#### What you are asked to do
What is the number of lines in the data that hold the string "title"? Reply with that number only.

* begin Data in this exercise *

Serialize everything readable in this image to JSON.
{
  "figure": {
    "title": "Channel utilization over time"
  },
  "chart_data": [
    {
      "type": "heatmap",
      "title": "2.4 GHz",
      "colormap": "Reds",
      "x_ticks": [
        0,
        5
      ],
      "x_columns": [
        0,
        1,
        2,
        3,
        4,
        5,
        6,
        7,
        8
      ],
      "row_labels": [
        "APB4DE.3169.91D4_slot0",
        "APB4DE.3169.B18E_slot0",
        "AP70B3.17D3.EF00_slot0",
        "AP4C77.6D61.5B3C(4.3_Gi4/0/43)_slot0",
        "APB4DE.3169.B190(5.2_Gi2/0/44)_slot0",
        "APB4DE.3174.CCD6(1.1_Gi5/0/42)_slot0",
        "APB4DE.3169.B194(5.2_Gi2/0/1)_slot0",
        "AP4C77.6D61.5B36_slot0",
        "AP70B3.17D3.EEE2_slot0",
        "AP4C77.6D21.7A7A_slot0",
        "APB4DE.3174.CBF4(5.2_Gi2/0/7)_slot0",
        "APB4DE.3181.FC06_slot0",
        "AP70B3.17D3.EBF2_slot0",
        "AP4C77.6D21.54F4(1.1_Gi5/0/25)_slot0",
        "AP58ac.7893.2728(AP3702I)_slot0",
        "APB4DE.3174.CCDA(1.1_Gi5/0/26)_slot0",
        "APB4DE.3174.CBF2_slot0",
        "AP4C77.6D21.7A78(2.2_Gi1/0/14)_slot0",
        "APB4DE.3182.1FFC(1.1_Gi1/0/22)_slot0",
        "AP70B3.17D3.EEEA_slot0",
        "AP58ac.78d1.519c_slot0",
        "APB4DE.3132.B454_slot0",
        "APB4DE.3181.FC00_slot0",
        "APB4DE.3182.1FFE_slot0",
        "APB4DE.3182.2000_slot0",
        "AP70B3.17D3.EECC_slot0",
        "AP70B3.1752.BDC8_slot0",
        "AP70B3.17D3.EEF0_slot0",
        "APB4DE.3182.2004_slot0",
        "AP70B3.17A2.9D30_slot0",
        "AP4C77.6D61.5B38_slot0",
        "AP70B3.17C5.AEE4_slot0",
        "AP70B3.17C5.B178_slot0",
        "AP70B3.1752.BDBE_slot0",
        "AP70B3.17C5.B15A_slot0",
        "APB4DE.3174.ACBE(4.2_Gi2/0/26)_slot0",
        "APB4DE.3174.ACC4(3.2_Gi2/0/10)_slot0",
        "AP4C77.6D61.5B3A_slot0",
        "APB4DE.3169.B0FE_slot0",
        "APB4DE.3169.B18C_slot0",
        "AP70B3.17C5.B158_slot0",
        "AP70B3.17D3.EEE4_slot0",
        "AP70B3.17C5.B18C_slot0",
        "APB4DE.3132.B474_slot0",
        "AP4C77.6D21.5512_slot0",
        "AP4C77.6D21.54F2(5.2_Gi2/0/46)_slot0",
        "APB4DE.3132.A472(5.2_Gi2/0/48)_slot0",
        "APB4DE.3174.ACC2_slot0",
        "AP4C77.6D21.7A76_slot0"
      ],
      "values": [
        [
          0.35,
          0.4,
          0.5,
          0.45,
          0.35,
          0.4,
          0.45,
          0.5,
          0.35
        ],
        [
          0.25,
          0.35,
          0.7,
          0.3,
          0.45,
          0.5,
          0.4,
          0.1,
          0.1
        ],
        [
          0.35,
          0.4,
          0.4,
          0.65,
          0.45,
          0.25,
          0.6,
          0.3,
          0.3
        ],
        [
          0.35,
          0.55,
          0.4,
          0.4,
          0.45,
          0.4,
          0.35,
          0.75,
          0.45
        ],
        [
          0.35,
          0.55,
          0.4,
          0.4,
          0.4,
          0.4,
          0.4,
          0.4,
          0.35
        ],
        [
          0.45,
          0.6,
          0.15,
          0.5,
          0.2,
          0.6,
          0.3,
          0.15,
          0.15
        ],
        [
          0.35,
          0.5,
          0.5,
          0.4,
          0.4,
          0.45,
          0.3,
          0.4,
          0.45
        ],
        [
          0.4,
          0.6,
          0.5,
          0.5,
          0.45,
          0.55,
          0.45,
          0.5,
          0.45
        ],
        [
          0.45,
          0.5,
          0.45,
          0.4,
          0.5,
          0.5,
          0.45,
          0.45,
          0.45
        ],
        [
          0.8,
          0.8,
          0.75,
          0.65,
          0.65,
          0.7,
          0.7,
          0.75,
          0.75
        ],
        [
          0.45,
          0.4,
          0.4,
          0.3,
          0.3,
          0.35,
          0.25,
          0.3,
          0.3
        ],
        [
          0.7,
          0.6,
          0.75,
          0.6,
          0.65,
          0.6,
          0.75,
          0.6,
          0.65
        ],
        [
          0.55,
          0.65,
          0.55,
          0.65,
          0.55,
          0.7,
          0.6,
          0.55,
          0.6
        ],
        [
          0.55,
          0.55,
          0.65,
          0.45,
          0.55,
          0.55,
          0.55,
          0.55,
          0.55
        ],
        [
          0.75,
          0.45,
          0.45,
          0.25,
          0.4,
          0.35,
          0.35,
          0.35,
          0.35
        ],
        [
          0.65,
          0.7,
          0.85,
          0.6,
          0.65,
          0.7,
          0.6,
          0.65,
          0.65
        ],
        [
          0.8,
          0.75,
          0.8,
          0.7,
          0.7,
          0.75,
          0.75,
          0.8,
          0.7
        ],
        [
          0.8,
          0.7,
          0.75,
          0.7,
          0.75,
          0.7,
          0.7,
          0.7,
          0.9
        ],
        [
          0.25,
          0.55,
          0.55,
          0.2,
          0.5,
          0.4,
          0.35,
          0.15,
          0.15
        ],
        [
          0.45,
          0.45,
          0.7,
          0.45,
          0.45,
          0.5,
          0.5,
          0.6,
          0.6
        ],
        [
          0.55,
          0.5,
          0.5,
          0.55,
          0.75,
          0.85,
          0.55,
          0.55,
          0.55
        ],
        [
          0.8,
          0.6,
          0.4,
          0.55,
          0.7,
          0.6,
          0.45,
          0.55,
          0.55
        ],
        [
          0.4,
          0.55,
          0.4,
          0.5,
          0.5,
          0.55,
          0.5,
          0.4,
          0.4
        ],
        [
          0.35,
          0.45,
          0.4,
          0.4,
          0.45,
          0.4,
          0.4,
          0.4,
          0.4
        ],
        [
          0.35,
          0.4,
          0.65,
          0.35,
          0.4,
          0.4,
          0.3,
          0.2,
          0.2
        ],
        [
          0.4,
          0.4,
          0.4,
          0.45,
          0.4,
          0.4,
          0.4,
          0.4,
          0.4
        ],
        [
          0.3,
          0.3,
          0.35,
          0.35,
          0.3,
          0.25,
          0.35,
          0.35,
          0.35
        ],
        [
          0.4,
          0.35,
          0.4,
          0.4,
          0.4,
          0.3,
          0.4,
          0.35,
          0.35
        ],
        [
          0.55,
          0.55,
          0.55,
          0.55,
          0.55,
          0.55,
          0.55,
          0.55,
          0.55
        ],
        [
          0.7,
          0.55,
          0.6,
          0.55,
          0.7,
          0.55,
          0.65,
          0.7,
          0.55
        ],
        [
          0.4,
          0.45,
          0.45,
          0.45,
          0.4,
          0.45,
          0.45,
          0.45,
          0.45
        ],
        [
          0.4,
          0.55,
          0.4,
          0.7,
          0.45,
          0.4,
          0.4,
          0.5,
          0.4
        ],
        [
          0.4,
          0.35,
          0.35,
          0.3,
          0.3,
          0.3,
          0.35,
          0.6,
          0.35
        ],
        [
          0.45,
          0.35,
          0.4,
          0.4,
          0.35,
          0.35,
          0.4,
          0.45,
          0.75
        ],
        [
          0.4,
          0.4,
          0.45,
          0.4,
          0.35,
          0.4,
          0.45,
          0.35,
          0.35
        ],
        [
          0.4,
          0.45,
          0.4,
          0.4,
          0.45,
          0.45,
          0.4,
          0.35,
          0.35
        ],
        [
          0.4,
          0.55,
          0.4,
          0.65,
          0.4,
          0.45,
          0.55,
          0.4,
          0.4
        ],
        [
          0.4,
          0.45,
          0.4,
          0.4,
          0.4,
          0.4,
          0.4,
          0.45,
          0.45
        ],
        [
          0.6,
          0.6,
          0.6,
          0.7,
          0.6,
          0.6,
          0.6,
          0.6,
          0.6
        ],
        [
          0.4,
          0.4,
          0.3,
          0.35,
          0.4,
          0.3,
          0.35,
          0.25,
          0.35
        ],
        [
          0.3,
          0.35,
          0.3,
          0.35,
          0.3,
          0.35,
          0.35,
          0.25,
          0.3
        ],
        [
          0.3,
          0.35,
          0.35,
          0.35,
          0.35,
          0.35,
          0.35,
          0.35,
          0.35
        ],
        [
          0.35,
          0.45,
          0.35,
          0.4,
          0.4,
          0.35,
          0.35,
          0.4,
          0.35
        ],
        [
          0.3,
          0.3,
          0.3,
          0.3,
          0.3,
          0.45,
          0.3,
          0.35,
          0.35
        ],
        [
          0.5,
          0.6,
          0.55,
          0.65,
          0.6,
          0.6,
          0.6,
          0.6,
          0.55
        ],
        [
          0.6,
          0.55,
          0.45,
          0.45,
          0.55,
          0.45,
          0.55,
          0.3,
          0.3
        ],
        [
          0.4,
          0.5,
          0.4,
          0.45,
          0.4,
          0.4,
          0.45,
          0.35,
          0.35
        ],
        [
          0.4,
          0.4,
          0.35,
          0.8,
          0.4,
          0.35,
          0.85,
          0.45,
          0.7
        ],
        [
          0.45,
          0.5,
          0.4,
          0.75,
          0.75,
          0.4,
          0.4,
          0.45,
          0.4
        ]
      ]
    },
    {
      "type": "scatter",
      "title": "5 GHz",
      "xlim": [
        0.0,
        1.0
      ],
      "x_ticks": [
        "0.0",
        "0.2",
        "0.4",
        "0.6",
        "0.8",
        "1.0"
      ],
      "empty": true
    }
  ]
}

* end Data in this exercise *

#### Task response
3